--- START Exercise data ---
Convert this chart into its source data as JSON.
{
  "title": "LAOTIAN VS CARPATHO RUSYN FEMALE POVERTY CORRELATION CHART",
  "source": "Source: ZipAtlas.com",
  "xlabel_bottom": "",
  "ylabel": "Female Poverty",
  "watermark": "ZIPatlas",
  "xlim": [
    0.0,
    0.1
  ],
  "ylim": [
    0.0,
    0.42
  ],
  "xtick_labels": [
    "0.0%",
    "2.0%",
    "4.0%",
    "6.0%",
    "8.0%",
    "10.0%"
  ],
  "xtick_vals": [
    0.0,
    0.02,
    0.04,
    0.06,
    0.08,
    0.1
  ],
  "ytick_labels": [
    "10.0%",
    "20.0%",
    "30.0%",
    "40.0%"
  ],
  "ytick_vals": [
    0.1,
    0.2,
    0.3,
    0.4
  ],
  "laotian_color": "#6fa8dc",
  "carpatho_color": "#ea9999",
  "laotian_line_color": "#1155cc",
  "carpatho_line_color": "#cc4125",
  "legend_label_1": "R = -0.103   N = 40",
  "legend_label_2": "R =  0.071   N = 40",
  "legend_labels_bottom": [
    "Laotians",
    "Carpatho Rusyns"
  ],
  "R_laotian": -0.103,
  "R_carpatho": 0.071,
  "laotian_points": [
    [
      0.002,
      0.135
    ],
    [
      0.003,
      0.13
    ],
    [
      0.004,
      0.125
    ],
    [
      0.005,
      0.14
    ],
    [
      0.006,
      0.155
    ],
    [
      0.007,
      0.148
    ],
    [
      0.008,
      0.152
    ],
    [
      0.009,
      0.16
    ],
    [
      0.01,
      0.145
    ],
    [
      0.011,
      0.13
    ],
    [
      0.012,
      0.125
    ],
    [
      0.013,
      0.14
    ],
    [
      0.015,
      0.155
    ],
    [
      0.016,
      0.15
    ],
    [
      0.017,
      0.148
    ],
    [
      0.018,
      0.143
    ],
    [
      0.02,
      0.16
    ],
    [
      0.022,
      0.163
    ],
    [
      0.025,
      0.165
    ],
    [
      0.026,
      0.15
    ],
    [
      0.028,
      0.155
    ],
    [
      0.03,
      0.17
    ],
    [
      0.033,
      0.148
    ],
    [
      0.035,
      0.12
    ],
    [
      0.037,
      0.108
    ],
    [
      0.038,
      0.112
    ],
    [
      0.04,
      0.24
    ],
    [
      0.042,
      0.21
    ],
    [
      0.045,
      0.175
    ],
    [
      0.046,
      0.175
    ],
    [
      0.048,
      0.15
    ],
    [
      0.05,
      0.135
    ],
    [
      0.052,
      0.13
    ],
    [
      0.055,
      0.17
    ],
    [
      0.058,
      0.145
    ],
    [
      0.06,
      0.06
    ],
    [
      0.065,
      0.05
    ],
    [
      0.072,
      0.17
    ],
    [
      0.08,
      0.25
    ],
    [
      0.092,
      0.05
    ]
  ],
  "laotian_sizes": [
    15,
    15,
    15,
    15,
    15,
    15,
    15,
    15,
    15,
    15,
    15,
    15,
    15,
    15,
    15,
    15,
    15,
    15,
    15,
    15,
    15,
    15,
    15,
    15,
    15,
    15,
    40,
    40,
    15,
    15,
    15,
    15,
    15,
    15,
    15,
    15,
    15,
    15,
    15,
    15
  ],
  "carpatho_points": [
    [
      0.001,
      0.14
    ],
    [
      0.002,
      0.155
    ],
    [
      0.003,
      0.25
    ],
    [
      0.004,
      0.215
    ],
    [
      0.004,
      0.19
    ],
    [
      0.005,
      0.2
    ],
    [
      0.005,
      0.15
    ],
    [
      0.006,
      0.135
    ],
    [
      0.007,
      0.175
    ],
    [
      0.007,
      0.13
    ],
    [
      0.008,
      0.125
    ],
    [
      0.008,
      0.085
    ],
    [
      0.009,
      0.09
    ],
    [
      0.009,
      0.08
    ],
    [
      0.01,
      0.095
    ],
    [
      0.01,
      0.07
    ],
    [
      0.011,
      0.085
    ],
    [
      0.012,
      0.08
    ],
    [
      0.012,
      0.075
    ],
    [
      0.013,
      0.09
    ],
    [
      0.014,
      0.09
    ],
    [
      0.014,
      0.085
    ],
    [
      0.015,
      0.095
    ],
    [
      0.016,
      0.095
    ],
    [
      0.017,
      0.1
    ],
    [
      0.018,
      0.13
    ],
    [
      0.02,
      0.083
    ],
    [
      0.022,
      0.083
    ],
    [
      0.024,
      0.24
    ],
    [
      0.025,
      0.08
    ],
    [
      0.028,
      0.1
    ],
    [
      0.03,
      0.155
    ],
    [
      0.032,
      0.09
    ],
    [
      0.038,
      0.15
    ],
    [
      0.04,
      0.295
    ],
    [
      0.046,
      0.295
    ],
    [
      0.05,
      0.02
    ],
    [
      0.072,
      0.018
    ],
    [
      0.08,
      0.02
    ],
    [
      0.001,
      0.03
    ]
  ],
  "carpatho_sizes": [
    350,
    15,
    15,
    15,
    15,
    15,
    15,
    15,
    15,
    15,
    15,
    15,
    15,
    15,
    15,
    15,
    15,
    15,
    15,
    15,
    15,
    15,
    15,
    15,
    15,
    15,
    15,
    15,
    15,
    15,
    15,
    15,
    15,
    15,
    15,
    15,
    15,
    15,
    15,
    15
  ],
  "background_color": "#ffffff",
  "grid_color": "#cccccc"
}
--- END Exercise data ---
• [Job]:
Pull every line containing the word "source" out of the entries above.

• [Solution for this exercise]:
Convert this chart into its source data as JSON.
  "source": "Source: ZipAtlas.com",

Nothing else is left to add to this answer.